• **Short exercise**: Rewrite the lines of the listing below as a numbered list, starting with the line that contains "watermark-label: TheBottleneck.com: [592, 0, 794, 24]" and running through the end of the listing, both included. Leave out any blank lines.

**** Material

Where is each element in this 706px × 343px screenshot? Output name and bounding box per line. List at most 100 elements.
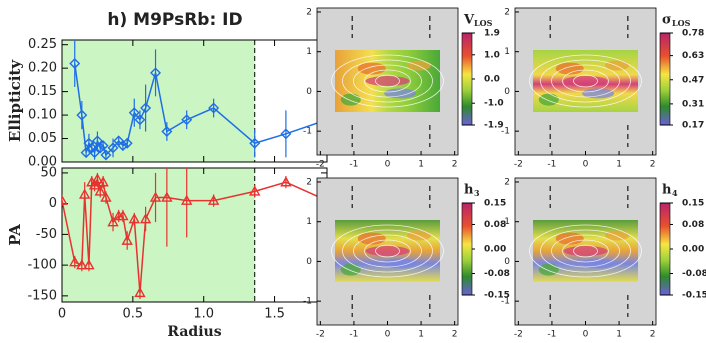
x-tick-label: -1 bbox=[349, 330, 358, 340]
y-tick-label: 50 bbox=[40, 165, 57, 180]
x-tick-label: 1.0 bbox=[193, 307, 214, 322]
colorbar-tick-label: -0.08 bbox=[484, 269, 510, 279]
map-feature bbox=[340, 93, 361, 106]
x-tick-label: -2 bbox=[514, 330, 523, 340]
y-tick-label: -1 bbox=[501, 127, 510, 137]
colorbar-tick-label: -0.08 bbox=[682, 269, 706, 279]
x-tick-label: 2 bbox=[452, 330, 458, 340]
y-tick-label: 2 bbox=[306, 177, 312, 187]
marker bbox=[249, 185, 261, 196]
contour bbox=[342, 59, 433, 103]
map-feature bbox=[582, 88, 615, 99]
y-axis-label: PA bbox=[6, 224, 24, 246]
marker bbox=[134, 114, 146, 126]
colorbar bbox=[659, 32, 671, 126]
marker bbox=[69, 57, 81, 69]
y-tick-label: 0 bbox=[504, 257, 510, 267]
colorbar-tick-label: -1.9 bbox=[484, 121, 504, 131]
map-feature bbox=[582, 258, 615, 269]
x-tick-label: 0 bbox=[385, 330, 391, 340]
marker bbox=[150, 67, 162, 79]
colorbar-tick-label: 0.08 bbox=[484, 220, 506, 230]
y-tick-label: 2 bbox=[504, 177, 510, 187]
x-tick-label: -1 bbox=[547, 160, 556, 170]
marker bbox=[207, 194, 220, 205]
marker bbox=[134, 286, 146, 298]
contour bbox=[353, 64, 422, 98]
y-tick-label: 0.15 bbox=[28, 84, 57, 99]
contour bbox=[562, 239, 609, 263]
map-feature bbox=[384, 88, 417, 99]
y-tick-label: 1 bbox=[306, 217, 312, 227]
marker bbox=[83, 137, 95, 149]
marker bbox=[117, 210, 129, 221]
marker bbox=[128, 107, 140, 119]
y-tick-label: 2 bbox=[306, 7, 312, 17]
x-tick-label: 0.5 bbox=[123, 307, 144, 322]
contour bbox=[529, 54, 642, 108]
y-tick-label: 0.25 bbox=[28, 37, 57, 52]
y-tick-label: -1 bbox=[303, 297, 312, 307]
marker bbox=[97, 140, 109, 152]
colorbar-label: V bbox=[463, 13, 475, 28]
marker bbox=[140, 102, 152, 114]
marker bbox=[149, 191, 162, 202]
colorbar-label-sub: 4 bbox=[672, 188, 678, 198]
y-tick-label: 0.00 bbox=[28, 155, 57, 170]
x-tick-label: -1 bbox=[349, 160, 358, 170]
x-tick-label: 2 bbox=[650, 160, 656, 170]
x-tick-label: 2 bbox=[650, 330, 656, 340]
contour bbox=[342, 229, 433, 273]
colorbar-tick-label: 0.00 bbox=[484, 245, 506, 255]
marker bbox=[97, 176, 109, 187]
marker bbox=[121, 234, 133, 245]
colorbar-tick-label: 0.00 bbox=[682, 245, 704, 255]
colorbar bbox=[461, 202, 473, 296]
marker bbox=[62, 194, 68, 205]
marker bbox=[88, 179, 101, 190]
colorbar-tick-label: -0.15 bbox=[682, 291, 706, 301]
contour bbox=[364, 239, 411, 263]
map-feature bbox=[605, 60, 629, 71]
x-tick-label: 2 bbox=[452, 160, 458, 170]
colorbar-tick-label: -1.0 bbox=[484, 99, 504, 109]
y-tick-label: -50 bbox=[36, 227, 57, 242]
map-feature bbox=[384, 258, 417, 269]
marker bbox=[128, 213, 140, 224]
contour bbox=[540, 59, 631, 103]
colorbar bbox=[659, 202, 671, 296]
x-tick-label: 0 bbox=[385, 160, 391, 170]
x-tick-label: 1 bbox=[418, 160, 424, 170]
x-tick-label: 0 bbox=[583, 330, 589, 340]
marker bbox=[69, 256, 81, 267]
marker bbox=[83, 259, 95, 270]
marker bbox=[121, 137, 133, 149]
marker bbox=[280, 128, 292, 140]
colorbar-tick-label: 0.63 bbox=[682, 51, 704, 61]
marker bbox=[161, 191, 173, 202]
map-feature bbox=[563, 76, 608, 86]
contour bbox=[331, 54, 444, 108]
marker bbox=[181, 114, 193, 126]
marker bbox=[100, 149, 112, 161]
colorbar-tick-label: 1.0 bbox=[484, 50, 500, 60]
x-tick-label: 1 bbox=[616, 330, 622, 340]
y-axis-label: Ellipticity bbox=[6, 59, 24, 142]
colorbar-tick-label: 0.08 bbox=[682, 220, 704, 230]
map-feature bbox=[340, 263, 361, 276]
y-tick-label: -100 bbox=[27, 258, 57, 273]
colorbar-tick-label: 0.15 bbox=[484, 199, 506, 209]
marker bbox=[181, 194, 193, 205]
colorbar-tick-label: 0.0 bbox=[484, 75, 500, 85]
marker bbox=[100, 191, 112, 202]
x-tick-label: 1.5 bbox=[264, 307, 285, 322]
y-tick-label: -1 bbox=[303, 127, 312, 137]
marker bbox=[161, 126, 173, 137]
y-tick-label: 0 bbox=[504, 87, 510, 97]
colorbar-tick-label: 0.15 bbox=[682, 199, 704, 209]
colorbar-label: h bbox=[464, 183, 474, 198]
marker bbox=[80, 147, 92, 159]
x-tick-label: 0 bbox=[58, 307, 66, 322]
y-tick-label: 1 bbox=[504, 47, 510, 57]
x-axis-label: Radius bbox=[167, 324, 221, 340]
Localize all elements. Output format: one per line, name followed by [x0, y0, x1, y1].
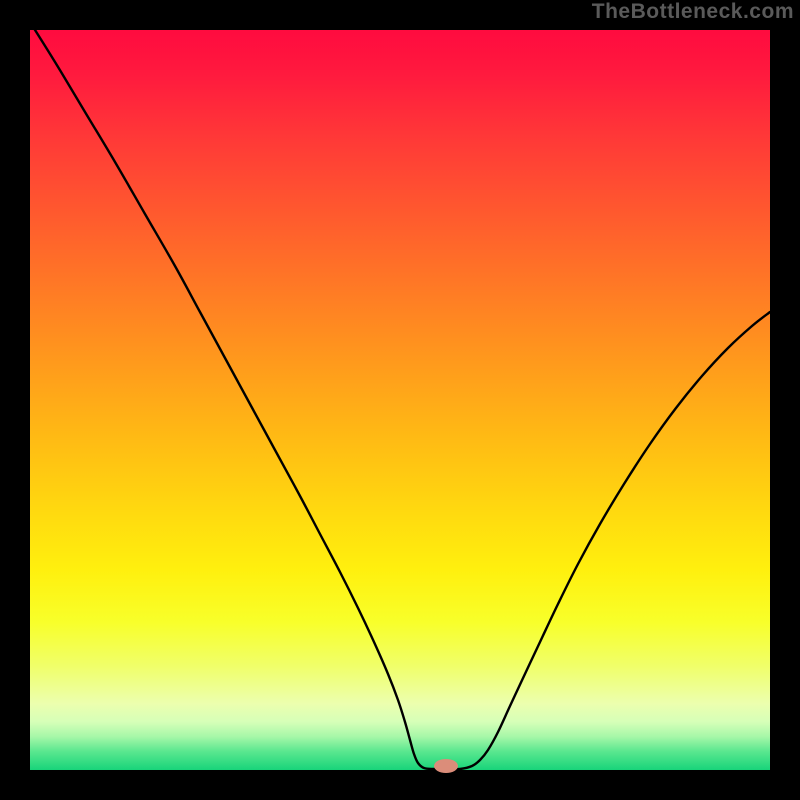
watermark-label: TheBottleneck.com: [592, 0, 794, 24]
bottleneck-chart: [0, 0, 800, 800]
plot-background: [30, 30, 770, 770]
optimal-point-marker: [434, 759, 458, 773]
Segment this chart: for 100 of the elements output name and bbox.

********

• **Written response**:
1. watermark-label: TheBottleneck.com: [592, 0, 794, 24]
2. bottleneck-chart: [0, 0, 800, 800]
3. plot-background: [30, 30, 770, 770]
4. optimal-point-marker: [434, 759, 458, 773]
5. Segment this chart: for 100 of the elements output name and bbox.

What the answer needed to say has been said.